**TO BE DONE:**
All of the data needs to be repeated exactly.
- - -
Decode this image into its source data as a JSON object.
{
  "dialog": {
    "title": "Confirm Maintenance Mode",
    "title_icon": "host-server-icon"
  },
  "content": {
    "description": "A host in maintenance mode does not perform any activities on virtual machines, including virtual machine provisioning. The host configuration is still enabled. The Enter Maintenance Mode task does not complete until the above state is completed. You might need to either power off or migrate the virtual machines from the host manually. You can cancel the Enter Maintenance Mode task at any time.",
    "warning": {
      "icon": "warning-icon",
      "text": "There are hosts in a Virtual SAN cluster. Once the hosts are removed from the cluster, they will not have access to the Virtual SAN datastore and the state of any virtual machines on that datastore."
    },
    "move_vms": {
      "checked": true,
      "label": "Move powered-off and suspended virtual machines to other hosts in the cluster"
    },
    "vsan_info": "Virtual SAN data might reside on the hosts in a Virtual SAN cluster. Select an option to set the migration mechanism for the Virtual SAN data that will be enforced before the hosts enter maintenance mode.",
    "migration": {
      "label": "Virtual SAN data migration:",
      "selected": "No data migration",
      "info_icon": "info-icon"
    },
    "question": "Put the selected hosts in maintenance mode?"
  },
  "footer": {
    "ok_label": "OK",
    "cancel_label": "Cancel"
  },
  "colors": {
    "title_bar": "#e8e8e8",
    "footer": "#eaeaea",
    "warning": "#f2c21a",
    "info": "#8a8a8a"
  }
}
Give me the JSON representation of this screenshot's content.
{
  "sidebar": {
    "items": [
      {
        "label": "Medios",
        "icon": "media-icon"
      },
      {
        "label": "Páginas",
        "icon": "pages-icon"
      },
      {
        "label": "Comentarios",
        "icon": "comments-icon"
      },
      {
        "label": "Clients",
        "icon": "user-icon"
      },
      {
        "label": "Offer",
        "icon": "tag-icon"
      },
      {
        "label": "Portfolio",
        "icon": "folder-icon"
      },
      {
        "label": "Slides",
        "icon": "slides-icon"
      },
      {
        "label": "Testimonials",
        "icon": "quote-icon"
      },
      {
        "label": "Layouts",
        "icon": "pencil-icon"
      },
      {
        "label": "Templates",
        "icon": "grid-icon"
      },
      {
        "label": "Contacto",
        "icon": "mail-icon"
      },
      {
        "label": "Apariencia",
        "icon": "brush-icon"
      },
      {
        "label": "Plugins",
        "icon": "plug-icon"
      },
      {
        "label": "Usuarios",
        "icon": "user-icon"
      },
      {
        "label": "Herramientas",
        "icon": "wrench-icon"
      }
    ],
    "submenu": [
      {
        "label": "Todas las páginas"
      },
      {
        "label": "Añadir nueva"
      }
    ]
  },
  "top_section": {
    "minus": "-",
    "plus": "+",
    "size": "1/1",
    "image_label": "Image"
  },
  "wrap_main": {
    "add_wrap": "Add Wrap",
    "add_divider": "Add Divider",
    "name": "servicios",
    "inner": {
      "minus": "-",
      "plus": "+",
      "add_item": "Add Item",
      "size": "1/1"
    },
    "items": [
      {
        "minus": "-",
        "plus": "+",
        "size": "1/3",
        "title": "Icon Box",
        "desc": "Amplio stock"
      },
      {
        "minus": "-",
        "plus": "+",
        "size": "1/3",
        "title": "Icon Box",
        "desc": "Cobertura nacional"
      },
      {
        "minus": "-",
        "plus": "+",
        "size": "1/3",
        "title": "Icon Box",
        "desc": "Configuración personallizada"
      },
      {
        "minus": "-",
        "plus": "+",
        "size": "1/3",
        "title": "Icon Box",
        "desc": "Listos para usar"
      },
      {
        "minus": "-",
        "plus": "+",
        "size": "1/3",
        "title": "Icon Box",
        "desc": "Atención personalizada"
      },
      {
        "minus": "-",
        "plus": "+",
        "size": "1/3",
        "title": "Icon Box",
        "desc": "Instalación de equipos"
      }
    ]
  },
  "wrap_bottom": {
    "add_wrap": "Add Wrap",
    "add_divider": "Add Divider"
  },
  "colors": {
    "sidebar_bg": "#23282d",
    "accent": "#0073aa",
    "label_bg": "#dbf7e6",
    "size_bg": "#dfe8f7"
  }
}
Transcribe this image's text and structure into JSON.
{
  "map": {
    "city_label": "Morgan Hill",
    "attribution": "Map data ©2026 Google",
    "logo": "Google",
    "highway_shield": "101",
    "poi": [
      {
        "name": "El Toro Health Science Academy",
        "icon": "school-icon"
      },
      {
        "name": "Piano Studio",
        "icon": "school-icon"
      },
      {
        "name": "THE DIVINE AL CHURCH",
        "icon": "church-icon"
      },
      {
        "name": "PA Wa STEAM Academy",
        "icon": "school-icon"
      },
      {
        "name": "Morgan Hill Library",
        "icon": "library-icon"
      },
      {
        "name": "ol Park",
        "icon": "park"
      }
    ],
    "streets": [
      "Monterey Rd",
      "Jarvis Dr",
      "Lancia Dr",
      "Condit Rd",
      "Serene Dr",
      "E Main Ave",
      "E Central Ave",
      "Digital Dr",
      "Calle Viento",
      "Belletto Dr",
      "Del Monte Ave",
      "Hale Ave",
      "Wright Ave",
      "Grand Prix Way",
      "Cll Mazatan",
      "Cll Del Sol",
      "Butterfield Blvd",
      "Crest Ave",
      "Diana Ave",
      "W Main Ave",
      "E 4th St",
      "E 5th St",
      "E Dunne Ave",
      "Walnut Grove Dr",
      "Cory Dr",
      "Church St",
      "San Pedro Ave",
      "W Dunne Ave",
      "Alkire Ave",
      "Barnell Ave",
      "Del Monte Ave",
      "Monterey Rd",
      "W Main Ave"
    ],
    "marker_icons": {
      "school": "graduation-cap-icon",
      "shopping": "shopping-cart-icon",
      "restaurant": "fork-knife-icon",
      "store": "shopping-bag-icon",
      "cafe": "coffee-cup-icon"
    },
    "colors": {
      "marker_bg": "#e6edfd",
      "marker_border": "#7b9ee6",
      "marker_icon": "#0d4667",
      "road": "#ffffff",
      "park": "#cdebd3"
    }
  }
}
- - -
**FINISHED EXERCISE:**
Decode this image into its source data as a JSON object.
{
  "dialog": {
    "title": "Confirm Maintenance Mode",
    "title_icon": "host-server-icon"
  },
  "content": {
    "description": "A host in maintenance mode does not perform any activities on virtual machines, including virtual machine provisioning. The host configuration is still enabled. The Enter Maintenance Mode task does not complete until the above state is completed. You might need to either power off or migrate the virtual machines from the host manually. You can cancel the Enter Maintenance Mode task at any time.",
    "warning": {
      "icon": "warning-icon",
      "text": "There are hosts in a Virtual SAN cluster. Once the hosts are removed from the cluster, they will not have access to the Virtual SAN datastore and the state of any virtual machines on that datastore."
    },
    "move_vms": {
      "checked": true,
      "label": "Move powered-off and suspended virtual machines to other hosts in the cluster"
    },
    "vsan_info": "Virtual SAN data might reside on the hosts in a Virtual SAN cluster. Select an option to set the migration mechanism for the Virtual SAN data that will be enforced before the hosts enter maintenance mode.",
    "migration": {
      "label": "Virtual SAN data migration:",
      "selected": "No data migration",
      "info_icon": "info-icon"
    },
    "question": "Put the selected hosts in maintenance mode?"
  },
  "footer": {
    "ok_label": "OK",
    "cancel_label": "Cancel"
  },
  "colors": {
    "title_bar": "#e8e8e8",
    "footer": "#eaeaea",
    "warning": "#f2c21a",
    "info": "#8a8a8a"
  }
}
Give me the JSON representation of this screenshot's content.
{
  "sidebar": {
    "items": [
      {
        "label": "Medios",
        "icon": "media-icon"
      },
      {
        "label": "Páginas",
        "icon": "pages-icon"
      },
      {
        "label": "Comentarios",
        "icon": "comments-icon"
      },
      {
        "label": "Clients",
        "icon": "user-icon"
      },
      {
        "label": "Offer",
        "icon": "tag-icon"
      },
      {
        "label": "Portfolio",
        "icon": "folder-icon"
      },
      {
        "label": "Slides",
        "icon": "slides-icon"
      },
      {
        "label": "Testimonials",
        "icon": "quote-icon"
      },
      {
        "label": "Layouts",
        "icon": "pencil-icon"
      },
      {
        "label": "Templates",
        "icon": "grid-icon"
      },
      {
        "label": "Contacto",
        "icon": "mail-icon"
      },
      {
        "label": "Apariencia",
        "icon": "brush-icon"
      },
      {
        "label": "Plugins",
        "icon": "plug-icon"
      },
      {
        "label": "Usuarios",
        "icon": "user-icon"
      },
      {
        "label": "Herramientas",
        "icon": "wrench-icon"
      }
    ],
    "submenu": [
      {
        "label": "Todas las páginas"
      },
      {
        "label": "Añadir nueva"
      }
    ]
  },
  "top_section": {
    "minus": "-",
    "plus": "+",
    "size": "1/1",
    "image_label": "Image"
  },
  "wrap_main": {
    "add_wrap": "Add Wrap",
    "add_divider": "Add Divider",
    "name": "servicios",
    "inner": {
      "minus": "-",
      "plus": "+",
      "add_item": "Add Item",
      "size": "1/1"
    },
    "items": [
      {
        "minus": "-",
        "plus": "+",
        "size": "1/3",
        "title": "Icon Box",
        "desc": "Amplio stock"
      },
      {
        "minus": "-",
        "plus": "+",
        "size": "1/3",
        "title": "Icon Box",
        "desc": "Cobertura nacional"
      },
      {
        "minus": "-",
        "plus": "+",
        "size": "1/3",
        "title": "Icon Box",
        "desc": "Configuración personallizada"
      },
      {
        "minus": "-",
        "plus": "+",
        "size": "1/3",
        "title": "Icon Box",
        "desc": "Listos para usar"
      },
      {
        "minus": "-",
        "plus": "+",
        "size": "1/3",
        "title": "Icon Box",
        "desc": "Atención personalizada"
      },
      {
        "minus": "-",
        "plus": "+",
        "size": "1/3",
        "title": "Icon Box",
        "desc": "Instalación de equipos"
      }
    ]
  },
  "wrap_bottom": {
    "add_wrap": "Add Wrap",
    "add_divider": "Add Divider"
  },
  "colors": {
    "sidebar_bg": "#23282d",
    "accent": "#0073aa",
    "label_bg": "#dbf7e6",
    "size_bg": "#dfe8f7"
  }
}
Transcribe this image's text and structure into JSON.
{
  "map": {
    "city_label": "Morgan Hill",
    "attribution": "Map data ©2026 Google",
    "logo": "Google",
    "highway_shield": "101",
    "poi": [
      {
        "name": "El Toro Health Science Academy",
        "icon": "school-icon"
      },
      {
        "name": "Piano Studio",
        "icon": "school-icon"
      },
      {
        "name": "THE DIVINE AL CHURCH",
        "icon": "church-icon"
      },
      {
        "name": "PA Wa STEAM Academy",
        "icon": "school-icon"
      },
      {
        "name": "Morgan Hill Library",
        "icon": "library-icon"
      },
      {
        "name": "ol Park",
        "icon": "park"
      }
    ],
    "streets": [
      "Monterey Rd",
      "Jarvis Dr",
      "Lancia Dr",
      "Condit Rd",
      "Serene Dr",
      "E Main Ave",
      "E Central Ave",
      "Digital Dr",
      "Calle Viento",
      "Belletto Dr",
      "Del Monte Ave",
      "Hale Ave",
      "Wright Ave",
      "Grand Prix Way",
      "Cll Mazatan",
      "Cll Del Sol",
      "Butterfield Blvd",
      "Crest Ave",
      "Diana Ave",
      "W Main Ave",
      "E 4th St",
      "E 5th St",
      "E Dunne Ave",
      "Walnut Grove Dr",
      "Cory Dr",
      "Church St",
      "San Pedro Ave",
      "W Dunne Ave",
      "Alkire Ave",
      "Barnell Ave",
      "Del Monte Ave",
      "Monterey Rd",
      "W Main Ave"
    ],
    "marker_icons": {
      "school": "graduation-cap-icon",
      "shopping": "shopping-cart-icon",
      "restaurant": "fork-knife-icon",
      "store": "shopping-bag-icon",
      "cafe": "coffee-cup-icon"
    },
    "colors": {
      "marker_bg": "#e6edfd",
      "marker_border": "#7b9ee6",
      "marker_icon": "#0d4667",
      "road": "#ffffff",
      "park": "#cdebd3"
    }
  }
}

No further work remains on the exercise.